» TASK BRIEF: Please transcribe the part of the forum thread on science and faith that opens with the words containing "What you're talking" and closes with "that it works.".

» EXCERPT PROVIDED:
++++++++++

Bottom line: Science makes an assertion and provides evidence for it. Faith makes an assertion and simply expects you to believe it without evidence. 

I'm an evidence kinda' guy, so ...I'll go with science. You go with what works for you.


----------



## Ramirez

Bill Mattocks said:


> I don't know what caused the Church to embrace evolution, but you might find this interesting:
> 
> http://www.boston.com/news/world/europe/articles/2009/03/04/vatican_signals_its_embrace_of_science/



I like that Bill, thanks!


----------



## Andrew Green

Bill Mattocks said:


> Science requires evidence, yes.  A layperson's belief in the theories science produces does not require evidence.  It is faith.



The difference is that the evidence is there, published, made public and available to anyone that wants to see it.

You can look at a tv and believe it is possessed by demons that use images to enchant and confuse us if you like, but the evidence is there to show you how they really do work if you choose to look for it.


----------



## celtic_crippler

Andrew Green said:


> The difference is that the evidence is there, published, made public and available to anyone that wants to see it.
> 
> You can look at a tv and believe it is possessed by demons that use images to enchant and confuse us if you like, but the evidence is there to show you how they really do work if you choose to look for it.


 
When I was ...like...four years old I used to think there were little people inside the radio playing the music. I also used to hide beside the toilet in hopes of surprising and capturing the Tidy Bowl Man... and sometimes I'd hide in the cabinets trying to catch the Chuck Wagon... TMI? LOL


----------



## Bill Mattocks

Andrew Green said:


> The difference is that the evidence is there, published, made public and available to anyone that wants to see it.



That the evidence is there does not impact how the person who believes in it does so.



> You can look at a tv and believe it is possessed by demons that use images to enchant and confuse us if you like, but the evidence is there to show you how they really do work if you choose to look for it.



First, as I've mentioned, most people will never choose to prove every scientific principle which impacts their lives.  They take it on faith that it does work and move on.  It's a good model in general - we haven't the time (and some of us haven't the education or even the intellect) to prove everything is true before believing in it.

What you're talking about is a relationship between belief and objective reality that may not exist - and it certainly does not have to exist.

A person who has never seen a television before may well think it is full of small people, but they choose to believe the evidence of their own eyes that it works.

A person from a more modern society may believe that there are scientific principles that govern how a television works but not understand them.

Another person may have an engineering background and understand very well how a television works, right down to the basic theory.

Each of these persons has a different personal understanding, and a different personal belief.  But the television works regardless of how they feel about it.  Their belief is completely decoupled from the objective reality.

++++++++++

» PROVIDED DATA:
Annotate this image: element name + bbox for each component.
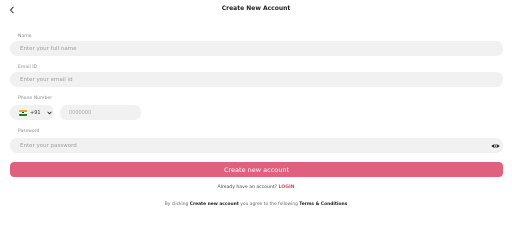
email-label: Email ID [18, 65, 38, 70]
terms-middle: you agree to the following [240, 202, 298, 207]
name-input[interactable] [10, 41, 503, 56]
password-input[interactable] [10, 138, 503, 153]
create-account-button[interactable]: Create new account [10, 162, 503, 177]
terms-prefix: By clicking [164, 202, 189, 207]
login-prompt-text: Already have an account? [217, 185, 278, 190]
page-title: Create New Account [221, 5, 291, 12]
name-label: Name [18, 34, 32, 39]
terms-notice: By clicking Create new account you agree… [0, 202, 512, 207]
phone-input[interactable] [60, 105, 141, 120]
toggle-password-visibility-button[interactable] [490, 142, 500, 150]
email-input[interactable] [10, 72, 503, 87]
eye-icon [491, 144, 499, 148]
header: Create New Account [0, 0, 512, 20]
country-code-select[interactable]: +91 [10, 105, 54, 120]
password-label: Password [18, 129, 40, 134]
phone-label: Phone Number [18, 96, 53, 101]
india-flag-icon [19, 109, 27, 116]
login-link[interactable]: LOGIN [279, 185, 295, 190]
terms-action-text: Create new account [189, 202, 239, 207]
dial-code: +91 [30, 109, 41, 116]
login-prompt: Already have an account? LOGIN [0, 185, 512, 190]
create-account-page: Create New Account Name Email ID Phone N… [0, 0, 512, 246]
terms-conditions-link[interactable]: Terms & Conditions [299, 202, 347, 207]
chevron-down-icon [46, 110, 52, 115]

++++++++++

» FINISHED TASK:
What you're talking about is a relationship between belief and objective reality that may not exist - and it certainly does not have to exist.

A person who has never seen a television before may well think it is full of small people, but they choose to believe the evidence of their own eyes that it works.